### Exercise goal
Look through the records that follow. Copy every line containing the word "Unable".
_ _ _ _
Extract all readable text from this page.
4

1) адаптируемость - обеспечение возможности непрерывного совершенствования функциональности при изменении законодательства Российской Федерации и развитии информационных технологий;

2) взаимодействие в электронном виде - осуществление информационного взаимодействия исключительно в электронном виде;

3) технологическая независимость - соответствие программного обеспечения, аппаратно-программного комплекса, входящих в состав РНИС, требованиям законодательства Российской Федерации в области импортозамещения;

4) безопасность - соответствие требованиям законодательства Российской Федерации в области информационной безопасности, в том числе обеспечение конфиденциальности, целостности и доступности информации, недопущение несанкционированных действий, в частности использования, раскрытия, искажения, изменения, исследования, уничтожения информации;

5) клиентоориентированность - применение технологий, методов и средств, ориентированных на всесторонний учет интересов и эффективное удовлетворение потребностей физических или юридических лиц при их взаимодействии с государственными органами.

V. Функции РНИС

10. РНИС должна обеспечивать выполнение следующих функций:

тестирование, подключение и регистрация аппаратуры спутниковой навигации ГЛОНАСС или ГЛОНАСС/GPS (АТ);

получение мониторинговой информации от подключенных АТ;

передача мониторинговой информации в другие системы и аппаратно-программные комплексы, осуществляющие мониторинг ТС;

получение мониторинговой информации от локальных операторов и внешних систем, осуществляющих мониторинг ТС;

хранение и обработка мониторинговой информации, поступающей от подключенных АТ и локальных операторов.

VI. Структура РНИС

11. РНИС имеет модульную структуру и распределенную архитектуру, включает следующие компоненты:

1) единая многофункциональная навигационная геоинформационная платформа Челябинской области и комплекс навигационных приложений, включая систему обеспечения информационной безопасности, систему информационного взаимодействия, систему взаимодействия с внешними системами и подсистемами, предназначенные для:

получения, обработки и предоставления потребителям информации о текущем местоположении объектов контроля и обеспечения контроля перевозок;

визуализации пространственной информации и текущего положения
_ _ _ _
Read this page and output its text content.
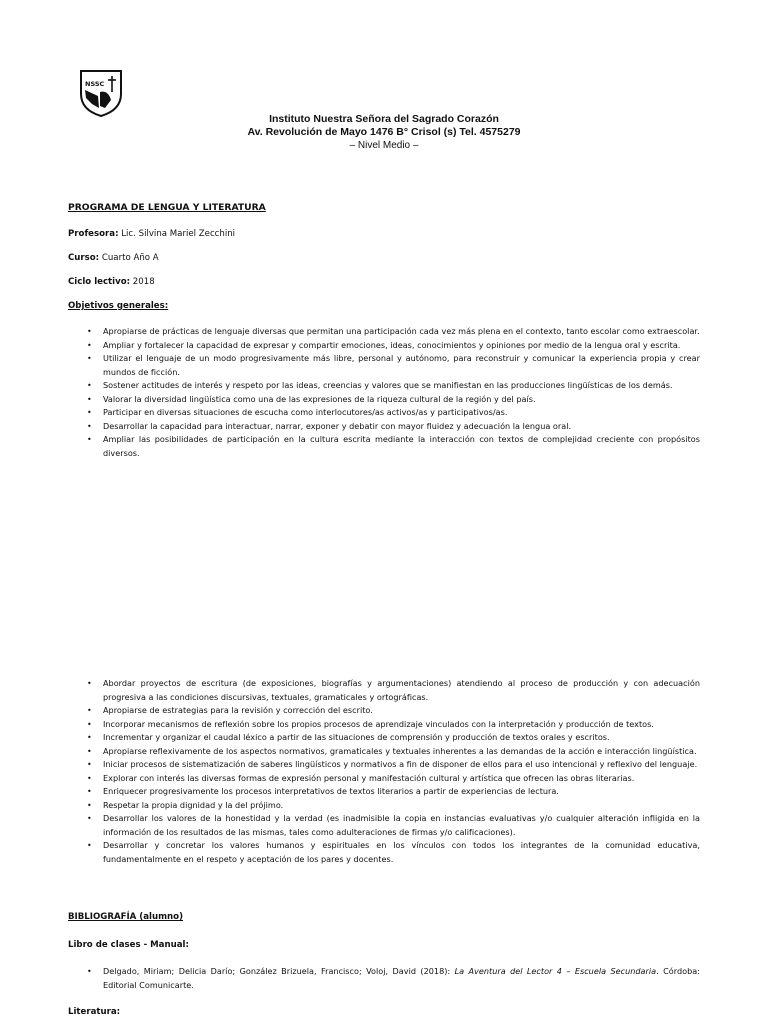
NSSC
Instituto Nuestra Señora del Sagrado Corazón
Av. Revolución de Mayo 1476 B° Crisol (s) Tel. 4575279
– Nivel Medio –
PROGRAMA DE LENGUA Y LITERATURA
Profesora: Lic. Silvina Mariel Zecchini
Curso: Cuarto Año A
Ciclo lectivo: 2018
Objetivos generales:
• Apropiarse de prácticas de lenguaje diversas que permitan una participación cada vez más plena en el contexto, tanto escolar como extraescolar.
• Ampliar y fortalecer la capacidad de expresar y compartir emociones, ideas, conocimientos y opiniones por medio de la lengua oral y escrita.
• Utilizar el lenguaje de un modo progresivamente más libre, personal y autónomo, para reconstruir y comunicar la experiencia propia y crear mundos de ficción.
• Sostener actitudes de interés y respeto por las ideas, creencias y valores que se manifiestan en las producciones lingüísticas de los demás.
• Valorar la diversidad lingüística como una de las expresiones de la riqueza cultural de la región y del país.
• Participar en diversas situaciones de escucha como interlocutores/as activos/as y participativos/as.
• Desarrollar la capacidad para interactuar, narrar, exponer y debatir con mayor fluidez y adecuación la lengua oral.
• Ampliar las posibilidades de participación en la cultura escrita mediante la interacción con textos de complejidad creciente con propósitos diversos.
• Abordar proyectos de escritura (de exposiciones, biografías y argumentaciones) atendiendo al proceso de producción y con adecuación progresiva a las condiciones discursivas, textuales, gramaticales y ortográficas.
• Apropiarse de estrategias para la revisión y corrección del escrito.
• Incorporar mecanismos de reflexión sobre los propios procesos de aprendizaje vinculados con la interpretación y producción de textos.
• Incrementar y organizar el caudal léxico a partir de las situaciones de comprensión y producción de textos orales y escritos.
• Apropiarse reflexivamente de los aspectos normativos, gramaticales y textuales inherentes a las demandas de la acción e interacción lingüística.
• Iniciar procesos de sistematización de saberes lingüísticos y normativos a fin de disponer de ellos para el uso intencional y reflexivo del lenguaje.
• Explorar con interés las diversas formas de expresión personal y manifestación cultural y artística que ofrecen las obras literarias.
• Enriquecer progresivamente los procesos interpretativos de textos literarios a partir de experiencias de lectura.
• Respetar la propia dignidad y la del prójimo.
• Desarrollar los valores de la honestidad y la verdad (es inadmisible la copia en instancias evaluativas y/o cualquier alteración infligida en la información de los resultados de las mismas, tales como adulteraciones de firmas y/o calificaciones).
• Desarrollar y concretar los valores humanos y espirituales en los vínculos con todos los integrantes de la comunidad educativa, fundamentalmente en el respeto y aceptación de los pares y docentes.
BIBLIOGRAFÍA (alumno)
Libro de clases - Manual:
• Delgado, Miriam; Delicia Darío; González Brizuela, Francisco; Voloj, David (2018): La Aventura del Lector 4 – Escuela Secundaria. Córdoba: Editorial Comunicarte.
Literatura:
_ _ _ _
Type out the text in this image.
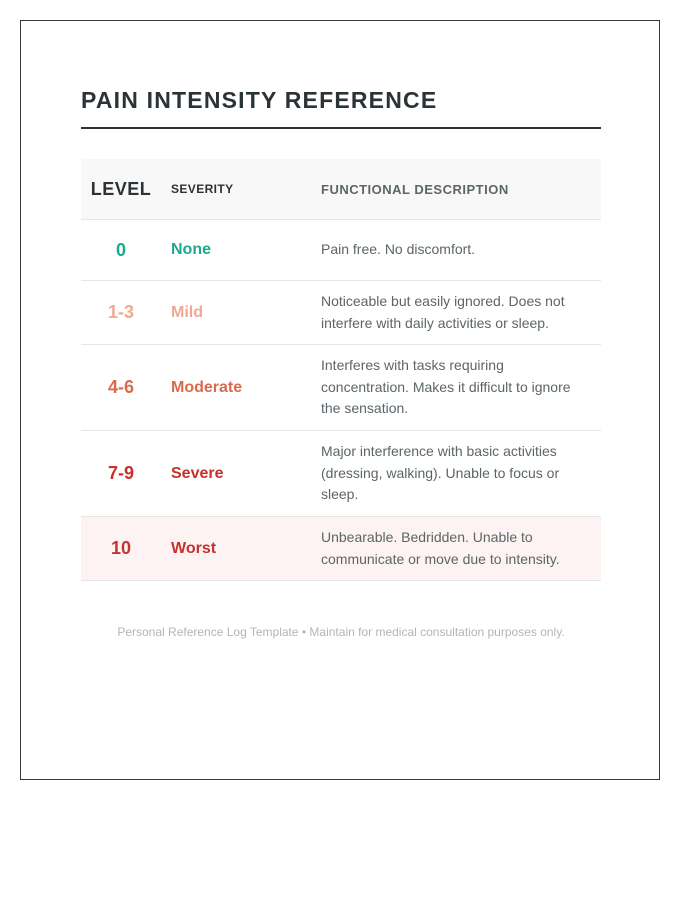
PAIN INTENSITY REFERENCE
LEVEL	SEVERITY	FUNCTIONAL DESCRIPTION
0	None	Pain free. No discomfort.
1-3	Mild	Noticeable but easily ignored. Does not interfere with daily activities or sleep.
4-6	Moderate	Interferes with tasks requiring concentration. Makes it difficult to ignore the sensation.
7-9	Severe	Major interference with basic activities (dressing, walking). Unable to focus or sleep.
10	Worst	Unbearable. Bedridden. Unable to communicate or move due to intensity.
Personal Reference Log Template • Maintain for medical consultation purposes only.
_ _ _ _
### Final answer
7-9	Severe	Major interference with basic activities (dressing, walking). Unable to focus or sleep.
10	Worst	Unbearable. Bedridden. Unable to communicate or move due to intensity.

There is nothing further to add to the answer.